** Start of Exercise materials **
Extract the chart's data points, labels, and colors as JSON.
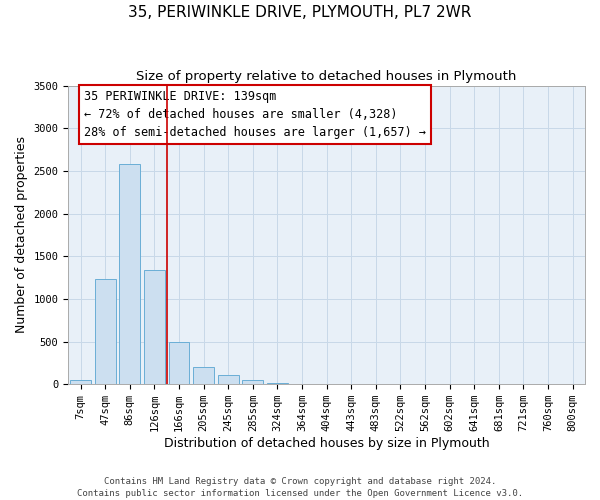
{
  "title": "35, PERIWINKLE DRIVE, PLYMOUTH, PL7 2WR",
  "subtitle": "Size of property relative to detached houses in Plymouth",
  "xlabel": "Distribution of detached houses by size in Plymouth",
  "ylabel": "Number of detached properties",
  "bar_labels": [
    "7sqm",
    "47sqm",
    "86sqm",
    "126sqm",
    "166sqm",
    "205sqm",
    "245sqm",
    "285sqm",
    "324sqm",
    "364sqm",
    "404sqm",
    "443sqm",
    "483sqm",
    "522sqm",
    "562sqm",
    "602sqm",
    "641sqm",
    "681sqm",
    "721sqm",
    "760sqm",
    "800sqm"
  ],
  "bar_values": [
    50,
    1230,
    2580,
    1340,
    500,
    200,
    110,
    45,
    10,
    5,
    3,
    2,
    1,
    0,
    0,
    0,
    0,
    0,
    0,
    0,
    0
  ],
  "bar_color": "#ccdff0",
  "bar_edge_color": "#6aaed6",
  "marker_label": "35 PERIWINKLE DRIVE: 139sqm",
  "annotation_line1": "← 72% of detached houses are smaller (4,328)",
  "annotation_line2": "28% of semi-detached houses are larger (1,657) →",
  "annotation_box_color": "#ffffff",
  "annotation_box_edge": "#cc0000",
  "marker_line_color": "#cc0000",
  "ylim": [
    0,
    3500
  ],
  "yticks": [
    0,
    500,
    1000,
    1500,
    2000,
    2500,
    3000,
    3500
  ],
  "footer1": "Contains HM Land Registry data © Crown copyright and database right 2024.",
  "footer2": "Contains public sector information licensed under the Open Government Licence v3.0.",
  "bg_color": "#ffffff",
  "plot_bg_color": "#e8f0f8",
  "grid_color": "#c8d8e8",
  "title_fontsize": 11,
  "subtitle_fontsize": 9.5,
  "axis_label_fontsize": 9,
  "tick_fontsize": 7.5,
  "annotation_fontsize": 8.5,
  "footer_fontsize": 6.5
}
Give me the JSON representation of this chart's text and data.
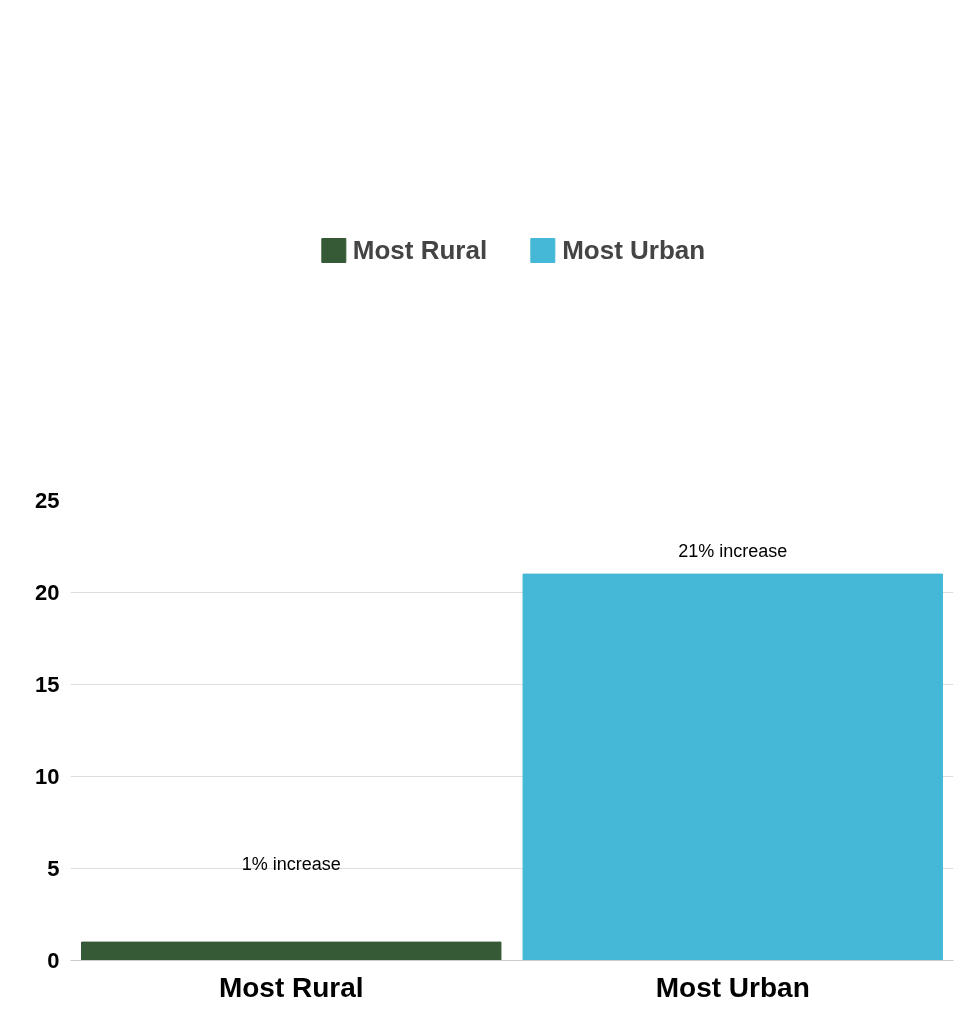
{
  "chart_data": {
    "type": "bar",
    "categories": [
      "Most Rural",
      "Most Urban"
    ],
    "series": [
      {
        "name": "Most Rural",
        "color": "#365a35",
        "values": [
          1,
          null
        ]
      },
      {
        "name": "Most Urban",
        "color": "#44b8d6",
        "values": [
          null,
          21
        ]
      }
    ],
    "ylim": [
      0,
      25
    ],
    "yticks": [
      0,
      5,
      10,
      15,
      20,
      25
    ],
    "grid": "y",
    "legend": "top",
    "annotations": [
      "1% increase",
      "21% increase"
    ]
  }
}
** End of Exercise materials **
Required work:
Say how many lines above hold the word "JSON", giving only the count.

Output of the task:
2